** BEGIN Material for the task **
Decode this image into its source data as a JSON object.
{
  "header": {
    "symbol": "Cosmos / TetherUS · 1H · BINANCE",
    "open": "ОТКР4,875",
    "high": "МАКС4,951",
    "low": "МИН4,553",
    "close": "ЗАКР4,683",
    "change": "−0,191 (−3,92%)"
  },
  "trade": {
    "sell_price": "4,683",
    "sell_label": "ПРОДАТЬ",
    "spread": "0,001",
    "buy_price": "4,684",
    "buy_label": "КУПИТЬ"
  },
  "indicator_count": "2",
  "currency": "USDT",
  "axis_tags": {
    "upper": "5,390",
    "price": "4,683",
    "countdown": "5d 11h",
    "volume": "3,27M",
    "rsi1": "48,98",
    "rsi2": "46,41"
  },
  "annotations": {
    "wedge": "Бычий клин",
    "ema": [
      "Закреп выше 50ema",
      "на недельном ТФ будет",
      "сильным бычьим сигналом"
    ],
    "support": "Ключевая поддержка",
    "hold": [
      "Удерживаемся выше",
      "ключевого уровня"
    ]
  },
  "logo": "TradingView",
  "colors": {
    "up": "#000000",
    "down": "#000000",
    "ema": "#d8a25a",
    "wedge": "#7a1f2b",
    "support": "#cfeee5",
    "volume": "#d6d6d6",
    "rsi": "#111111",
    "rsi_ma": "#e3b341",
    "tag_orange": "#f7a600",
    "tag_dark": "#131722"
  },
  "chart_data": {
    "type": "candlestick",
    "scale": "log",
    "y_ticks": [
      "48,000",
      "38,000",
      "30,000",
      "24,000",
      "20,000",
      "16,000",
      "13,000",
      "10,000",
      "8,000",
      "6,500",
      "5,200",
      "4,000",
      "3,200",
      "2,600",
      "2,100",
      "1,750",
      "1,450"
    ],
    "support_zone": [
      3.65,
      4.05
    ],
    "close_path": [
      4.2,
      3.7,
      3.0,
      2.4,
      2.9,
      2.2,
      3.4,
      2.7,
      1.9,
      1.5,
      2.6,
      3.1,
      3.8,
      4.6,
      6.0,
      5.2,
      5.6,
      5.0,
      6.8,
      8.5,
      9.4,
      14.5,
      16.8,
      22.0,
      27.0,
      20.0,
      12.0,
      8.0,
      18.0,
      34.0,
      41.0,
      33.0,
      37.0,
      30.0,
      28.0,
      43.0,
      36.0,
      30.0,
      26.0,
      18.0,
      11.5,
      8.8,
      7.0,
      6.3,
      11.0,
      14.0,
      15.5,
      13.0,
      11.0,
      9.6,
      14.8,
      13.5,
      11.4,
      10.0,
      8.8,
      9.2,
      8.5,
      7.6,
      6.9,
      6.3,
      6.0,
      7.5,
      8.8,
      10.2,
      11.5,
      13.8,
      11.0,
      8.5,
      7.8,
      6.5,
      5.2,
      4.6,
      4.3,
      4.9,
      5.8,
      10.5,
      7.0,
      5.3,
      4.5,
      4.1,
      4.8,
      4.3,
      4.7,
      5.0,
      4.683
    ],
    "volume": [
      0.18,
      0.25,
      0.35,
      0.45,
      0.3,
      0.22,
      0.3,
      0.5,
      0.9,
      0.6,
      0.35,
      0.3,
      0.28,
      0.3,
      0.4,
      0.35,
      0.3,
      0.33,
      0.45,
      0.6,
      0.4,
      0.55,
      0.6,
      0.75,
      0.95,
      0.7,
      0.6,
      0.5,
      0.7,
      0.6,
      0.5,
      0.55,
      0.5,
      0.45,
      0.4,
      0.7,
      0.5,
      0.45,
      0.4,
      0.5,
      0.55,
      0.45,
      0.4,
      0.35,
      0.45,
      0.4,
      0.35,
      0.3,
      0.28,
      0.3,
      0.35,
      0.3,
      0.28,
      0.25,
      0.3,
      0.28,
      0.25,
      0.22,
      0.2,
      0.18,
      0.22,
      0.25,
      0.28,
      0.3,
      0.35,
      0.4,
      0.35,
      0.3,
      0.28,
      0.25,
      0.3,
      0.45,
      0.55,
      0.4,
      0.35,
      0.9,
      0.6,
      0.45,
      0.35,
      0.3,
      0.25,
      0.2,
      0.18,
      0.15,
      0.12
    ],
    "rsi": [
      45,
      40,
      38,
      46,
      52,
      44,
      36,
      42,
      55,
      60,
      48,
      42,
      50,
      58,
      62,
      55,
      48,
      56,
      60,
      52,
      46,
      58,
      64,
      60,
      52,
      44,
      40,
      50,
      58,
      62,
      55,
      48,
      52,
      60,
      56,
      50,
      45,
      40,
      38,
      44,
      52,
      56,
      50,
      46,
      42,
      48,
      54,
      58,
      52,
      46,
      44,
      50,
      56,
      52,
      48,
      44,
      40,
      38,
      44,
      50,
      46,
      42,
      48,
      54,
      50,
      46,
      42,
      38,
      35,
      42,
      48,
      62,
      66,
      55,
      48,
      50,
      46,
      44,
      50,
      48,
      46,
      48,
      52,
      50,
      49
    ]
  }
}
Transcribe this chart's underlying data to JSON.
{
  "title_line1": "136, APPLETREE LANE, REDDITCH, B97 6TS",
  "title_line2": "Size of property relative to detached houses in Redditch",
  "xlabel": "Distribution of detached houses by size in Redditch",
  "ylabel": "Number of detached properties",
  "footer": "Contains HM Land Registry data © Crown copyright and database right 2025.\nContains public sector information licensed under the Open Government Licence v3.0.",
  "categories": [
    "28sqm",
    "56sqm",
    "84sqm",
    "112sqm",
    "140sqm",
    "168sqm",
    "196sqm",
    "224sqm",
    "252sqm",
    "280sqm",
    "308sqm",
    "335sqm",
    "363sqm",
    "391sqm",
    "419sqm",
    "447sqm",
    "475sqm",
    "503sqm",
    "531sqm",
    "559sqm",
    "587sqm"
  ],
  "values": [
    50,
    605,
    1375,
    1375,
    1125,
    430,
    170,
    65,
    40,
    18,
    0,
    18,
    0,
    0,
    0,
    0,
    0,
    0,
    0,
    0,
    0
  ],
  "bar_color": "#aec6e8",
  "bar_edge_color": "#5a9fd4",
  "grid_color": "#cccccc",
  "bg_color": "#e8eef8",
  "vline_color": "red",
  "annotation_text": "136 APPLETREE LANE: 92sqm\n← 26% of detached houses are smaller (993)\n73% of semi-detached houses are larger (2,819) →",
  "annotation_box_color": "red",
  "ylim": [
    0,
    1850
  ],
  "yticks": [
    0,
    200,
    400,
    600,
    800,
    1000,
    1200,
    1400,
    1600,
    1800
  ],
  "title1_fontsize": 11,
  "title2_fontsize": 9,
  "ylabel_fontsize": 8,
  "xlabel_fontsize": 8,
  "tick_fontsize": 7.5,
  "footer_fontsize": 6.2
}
** END Material for the task **
Exercise instructions:
Extract every line above that contains the word "выше".

Exercise result:
      "Закреп выше 50ema",
      "Удерживаемся выше",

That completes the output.